## Problem statement
Extract every line of the material that holds the string "color".

Figure collection entries
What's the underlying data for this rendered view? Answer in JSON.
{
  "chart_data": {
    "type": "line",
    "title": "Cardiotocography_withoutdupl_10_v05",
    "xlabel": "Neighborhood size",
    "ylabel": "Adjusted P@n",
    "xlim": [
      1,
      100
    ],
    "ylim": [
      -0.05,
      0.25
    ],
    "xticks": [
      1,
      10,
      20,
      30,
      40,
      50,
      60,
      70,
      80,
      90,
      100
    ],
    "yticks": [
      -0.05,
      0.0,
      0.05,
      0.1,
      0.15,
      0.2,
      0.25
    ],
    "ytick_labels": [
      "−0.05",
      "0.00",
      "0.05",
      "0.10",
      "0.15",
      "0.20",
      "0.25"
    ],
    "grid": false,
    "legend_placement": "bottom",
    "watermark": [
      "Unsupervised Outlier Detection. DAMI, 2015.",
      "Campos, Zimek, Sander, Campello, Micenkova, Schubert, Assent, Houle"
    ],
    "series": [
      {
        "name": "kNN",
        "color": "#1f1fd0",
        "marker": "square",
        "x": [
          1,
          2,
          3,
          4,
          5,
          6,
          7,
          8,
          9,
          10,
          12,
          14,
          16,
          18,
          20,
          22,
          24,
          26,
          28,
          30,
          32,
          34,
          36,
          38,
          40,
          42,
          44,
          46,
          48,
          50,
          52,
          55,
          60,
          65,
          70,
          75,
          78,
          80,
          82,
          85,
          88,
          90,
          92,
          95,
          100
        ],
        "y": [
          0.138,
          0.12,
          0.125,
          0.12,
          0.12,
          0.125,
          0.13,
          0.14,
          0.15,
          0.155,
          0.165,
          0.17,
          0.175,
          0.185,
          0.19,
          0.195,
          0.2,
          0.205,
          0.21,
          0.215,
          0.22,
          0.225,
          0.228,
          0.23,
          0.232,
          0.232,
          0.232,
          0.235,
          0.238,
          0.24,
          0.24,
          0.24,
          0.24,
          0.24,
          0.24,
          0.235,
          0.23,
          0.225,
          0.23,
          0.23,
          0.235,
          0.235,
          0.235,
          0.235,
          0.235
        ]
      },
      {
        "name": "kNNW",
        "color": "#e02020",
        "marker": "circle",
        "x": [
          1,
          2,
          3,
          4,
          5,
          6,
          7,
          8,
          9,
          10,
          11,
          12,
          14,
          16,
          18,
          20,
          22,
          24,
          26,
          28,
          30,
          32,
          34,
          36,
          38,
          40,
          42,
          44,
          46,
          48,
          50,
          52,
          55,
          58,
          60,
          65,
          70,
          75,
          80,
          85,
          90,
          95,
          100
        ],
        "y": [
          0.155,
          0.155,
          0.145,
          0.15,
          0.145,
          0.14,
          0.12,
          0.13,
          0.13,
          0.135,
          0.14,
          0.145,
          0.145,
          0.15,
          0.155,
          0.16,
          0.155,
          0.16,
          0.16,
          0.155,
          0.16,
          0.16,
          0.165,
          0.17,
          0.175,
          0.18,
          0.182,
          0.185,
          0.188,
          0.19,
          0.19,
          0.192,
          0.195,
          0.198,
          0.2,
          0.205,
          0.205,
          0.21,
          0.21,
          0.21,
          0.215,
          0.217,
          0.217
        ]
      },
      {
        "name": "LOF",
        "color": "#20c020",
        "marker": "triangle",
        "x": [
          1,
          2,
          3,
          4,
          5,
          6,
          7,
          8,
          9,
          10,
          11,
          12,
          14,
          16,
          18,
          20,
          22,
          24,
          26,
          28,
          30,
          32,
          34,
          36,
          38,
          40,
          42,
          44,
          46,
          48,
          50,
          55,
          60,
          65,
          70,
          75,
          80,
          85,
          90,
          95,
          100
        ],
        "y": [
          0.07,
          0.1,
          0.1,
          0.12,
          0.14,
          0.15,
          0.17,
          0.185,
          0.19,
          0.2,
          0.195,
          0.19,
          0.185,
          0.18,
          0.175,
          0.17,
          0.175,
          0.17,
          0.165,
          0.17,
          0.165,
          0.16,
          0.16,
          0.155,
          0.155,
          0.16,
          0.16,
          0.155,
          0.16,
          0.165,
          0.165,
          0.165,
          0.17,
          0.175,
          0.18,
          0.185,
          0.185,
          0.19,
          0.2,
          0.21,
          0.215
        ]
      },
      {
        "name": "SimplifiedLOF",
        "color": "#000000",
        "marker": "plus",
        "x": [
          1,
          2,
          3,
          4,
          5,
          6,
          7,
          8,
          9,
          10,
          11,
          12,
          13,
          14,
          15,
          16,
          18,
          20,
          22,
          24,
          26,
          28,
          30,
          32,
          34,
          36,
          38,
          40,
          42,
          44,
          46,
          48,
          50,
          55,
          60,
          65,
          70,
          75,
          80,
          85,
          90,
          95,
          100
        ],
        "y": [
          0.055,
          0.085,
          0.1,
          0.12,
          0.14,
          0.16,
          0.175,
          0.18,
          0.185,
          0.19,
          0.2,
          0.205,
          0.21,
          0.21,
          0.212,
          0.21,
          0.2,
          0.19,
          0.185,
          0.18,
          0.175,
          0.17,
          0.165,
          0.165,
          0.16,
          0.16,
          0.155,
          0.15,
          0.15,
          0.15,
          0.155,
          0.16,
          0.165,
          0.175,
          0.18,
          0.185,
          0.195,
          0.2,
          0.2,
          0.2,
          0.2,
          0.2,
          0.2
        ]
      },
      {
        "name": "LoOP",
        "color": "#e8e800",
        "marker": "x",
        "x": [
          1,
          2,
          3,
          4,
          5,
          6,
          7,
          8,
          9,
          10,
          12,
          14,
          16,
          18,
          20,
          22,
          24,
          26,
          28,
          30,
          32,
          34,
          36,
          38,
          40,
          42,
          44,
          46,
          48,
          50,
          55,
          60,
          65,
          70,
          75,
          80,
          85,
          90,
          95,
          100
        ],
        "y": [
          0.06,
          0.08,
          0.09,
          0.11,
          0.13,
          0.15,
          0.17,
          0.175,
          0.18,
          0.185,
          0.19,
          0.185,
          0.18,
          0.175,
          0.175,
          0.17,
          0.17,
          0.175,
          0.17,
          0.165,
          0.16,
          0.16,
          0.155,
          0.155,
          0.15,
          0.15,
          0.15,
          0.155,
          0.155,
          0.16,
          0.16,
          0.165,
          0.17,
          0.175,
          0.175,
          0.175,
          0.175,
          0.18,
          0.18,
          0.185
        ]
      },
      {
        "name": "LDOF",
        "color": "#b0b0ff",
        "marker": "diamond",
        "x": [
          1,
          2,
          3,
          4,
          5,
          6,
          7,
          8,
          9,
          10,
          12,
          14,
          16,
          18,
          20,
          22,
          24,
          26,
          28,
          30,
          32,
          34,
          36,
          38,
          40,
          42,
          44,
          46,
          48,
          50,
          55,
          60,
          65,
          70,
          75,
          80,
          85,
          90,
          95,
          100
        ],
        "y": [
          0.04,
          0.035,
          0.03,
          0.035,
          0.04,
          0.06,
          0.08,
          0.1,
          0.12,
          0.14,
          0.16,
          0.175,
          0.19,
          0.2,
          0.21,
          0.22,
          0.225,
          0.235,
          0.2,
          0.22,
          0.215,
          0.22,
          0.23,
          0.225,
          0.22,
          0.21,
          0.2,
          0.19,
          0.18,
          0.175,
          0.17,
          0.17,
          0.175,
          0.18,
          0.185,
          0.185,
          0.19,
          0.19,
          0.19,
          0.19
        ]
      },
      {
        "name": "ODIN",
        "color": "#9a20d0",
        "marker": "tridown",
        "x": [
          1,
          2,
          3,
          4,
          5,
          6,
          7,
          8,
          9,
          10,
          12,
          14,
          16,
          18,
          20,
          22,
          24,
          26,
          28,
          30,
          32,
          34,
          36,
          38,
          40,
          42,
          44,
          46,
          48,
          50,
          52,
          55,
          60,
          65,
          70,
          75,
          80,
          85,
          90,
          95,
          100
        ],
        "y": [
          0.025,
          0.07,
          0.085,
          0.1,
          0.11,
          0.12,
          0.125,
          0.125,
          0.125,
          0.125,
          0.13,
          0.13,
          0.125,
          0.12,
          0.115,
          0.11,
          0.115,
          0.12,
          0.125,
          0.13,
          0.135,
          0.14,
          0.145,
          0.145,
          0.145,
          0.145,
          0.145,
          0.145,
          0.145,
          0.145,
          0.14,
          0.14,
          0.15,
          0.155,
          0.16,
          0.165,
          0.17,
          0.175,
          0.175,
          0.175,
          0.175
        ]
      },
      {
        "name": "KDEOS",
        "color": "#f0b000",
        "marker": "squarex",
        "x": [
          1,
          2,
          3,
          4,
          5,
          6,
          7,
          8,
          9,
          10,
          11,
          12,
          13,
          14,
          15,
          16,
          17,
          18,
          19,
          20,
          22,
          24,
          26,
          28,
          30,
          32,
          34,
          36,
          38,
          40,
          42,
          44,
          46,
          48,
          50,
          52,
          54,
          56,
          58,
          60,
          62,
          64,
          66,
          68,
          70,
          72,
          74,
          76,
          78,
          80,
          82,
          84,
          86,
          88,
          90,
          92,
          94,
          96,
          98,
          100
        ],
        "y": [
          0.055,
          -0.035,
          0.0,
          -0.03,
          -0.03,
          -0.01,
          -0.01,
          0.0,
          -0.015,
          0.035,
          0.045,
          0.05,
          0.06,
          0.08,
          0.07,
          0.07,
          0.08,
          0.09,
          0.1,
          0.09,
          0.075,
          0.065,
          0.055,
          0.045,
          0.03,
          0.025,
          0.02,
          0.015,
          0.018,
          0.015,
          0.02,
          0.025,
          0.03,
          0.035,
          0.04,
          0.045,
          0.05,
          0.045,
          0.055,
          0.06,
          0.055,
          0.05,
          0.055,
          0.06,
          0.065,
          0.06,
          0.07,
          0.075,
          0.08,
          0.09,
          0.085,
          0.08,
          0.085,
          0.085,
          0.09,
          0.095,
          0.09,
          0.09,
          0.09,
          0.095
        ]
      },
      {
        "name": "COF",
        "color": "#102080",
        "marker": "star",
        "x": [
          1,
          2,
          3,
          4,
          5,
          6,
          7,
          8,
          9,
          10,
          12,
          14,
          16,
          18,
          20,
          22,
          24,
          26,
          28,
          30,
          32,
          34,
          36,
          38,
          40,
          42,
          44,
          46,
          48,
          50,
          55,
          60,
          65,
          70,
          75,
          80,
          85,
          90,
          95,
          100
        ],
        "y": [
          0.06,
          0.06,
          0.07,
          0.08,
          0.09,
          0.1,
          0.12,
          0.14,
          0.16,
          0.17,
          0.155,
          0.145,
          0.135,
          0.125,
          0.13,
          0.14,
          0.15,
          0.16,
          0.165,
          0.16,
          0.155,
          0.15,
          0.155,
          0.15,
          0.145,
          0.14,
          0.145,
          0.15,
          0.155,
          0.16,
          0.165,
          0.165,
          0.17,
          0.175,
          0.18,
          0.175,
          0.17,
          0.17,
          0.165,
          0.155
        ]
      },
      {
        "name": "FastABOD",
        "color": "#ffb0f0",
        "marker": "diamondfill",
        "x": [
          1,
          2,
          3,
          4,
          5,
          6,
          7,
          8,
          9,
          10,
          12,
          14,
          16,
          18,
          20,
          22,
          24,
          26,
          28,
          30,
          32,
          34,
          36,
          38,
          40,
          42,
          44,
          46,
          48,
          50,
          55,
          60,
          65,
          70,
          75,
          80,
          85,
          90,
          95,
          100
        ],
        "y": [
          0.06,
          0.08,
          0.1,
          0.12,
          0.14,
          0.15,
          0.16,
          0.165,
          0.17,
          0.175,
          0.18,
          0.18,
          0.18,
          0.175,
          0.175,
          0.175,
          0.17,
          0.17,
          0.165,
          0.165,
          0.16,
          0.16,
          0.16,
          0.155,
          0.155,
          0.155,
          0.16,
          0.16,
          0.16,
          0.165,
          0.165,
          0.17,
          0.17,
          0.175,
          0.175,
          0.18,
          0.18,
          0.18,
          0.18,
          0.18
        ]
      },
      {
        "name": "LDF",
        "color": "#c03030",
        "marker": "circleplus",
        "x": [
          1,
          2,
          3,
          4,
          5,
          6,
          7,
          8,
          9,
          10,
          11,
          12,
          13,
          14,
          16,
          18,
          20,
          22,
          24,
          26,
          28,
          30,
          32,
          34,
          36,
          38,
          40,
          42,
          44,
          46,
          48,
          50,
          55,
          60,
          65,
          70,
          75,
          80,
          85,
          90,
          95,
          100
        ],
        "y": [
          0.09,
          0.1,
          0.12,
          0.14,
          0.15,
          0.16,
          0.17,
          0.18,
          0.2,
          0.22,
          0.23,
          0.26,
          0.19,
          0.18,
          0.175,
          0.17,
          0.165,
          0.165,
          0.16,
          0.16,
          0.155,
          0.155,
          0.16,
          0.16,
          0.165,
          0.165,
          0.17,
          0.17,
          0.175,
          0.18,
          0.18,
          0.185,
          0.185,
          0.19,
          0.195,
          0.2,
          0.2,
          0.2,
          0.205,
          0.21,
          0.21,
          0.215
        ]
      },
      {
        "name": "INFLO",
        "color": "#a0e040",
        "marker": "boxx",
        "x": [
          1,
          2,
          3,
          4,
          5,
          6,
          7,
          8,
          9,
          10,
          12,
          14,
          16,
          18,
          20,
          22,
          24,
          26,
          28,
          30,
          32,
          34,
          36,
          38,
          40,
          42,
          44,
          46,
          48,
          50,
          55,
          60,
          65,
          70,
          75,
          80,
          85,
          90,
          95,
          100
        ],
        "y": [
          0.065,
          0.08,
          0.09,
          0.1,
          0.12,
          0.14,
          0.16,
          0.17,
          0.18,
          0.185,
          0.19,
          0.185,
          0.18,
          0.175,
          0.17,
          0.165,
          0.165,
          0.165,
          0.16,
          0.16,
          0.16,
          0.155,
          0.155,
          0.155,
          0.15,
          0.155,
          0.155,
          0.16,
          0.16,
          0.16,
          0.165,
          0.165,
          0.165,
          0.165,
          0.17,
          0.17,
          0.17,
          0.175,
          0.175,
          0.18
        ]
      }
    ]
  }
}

## Solution below
        "color": "#1f1fd0",
        "color": "#e02020",
        "color": "#20c020",
        "color": "#000000",
        "color": "#e8e800",
        "color": "#b0b0ff",
        "color": "#9a20d0",
        "color": "#f0b000",
        "color": "#102080",
        "color": "#ffb0f0",
        "color": "#c03030",
        "color": "#a0e040",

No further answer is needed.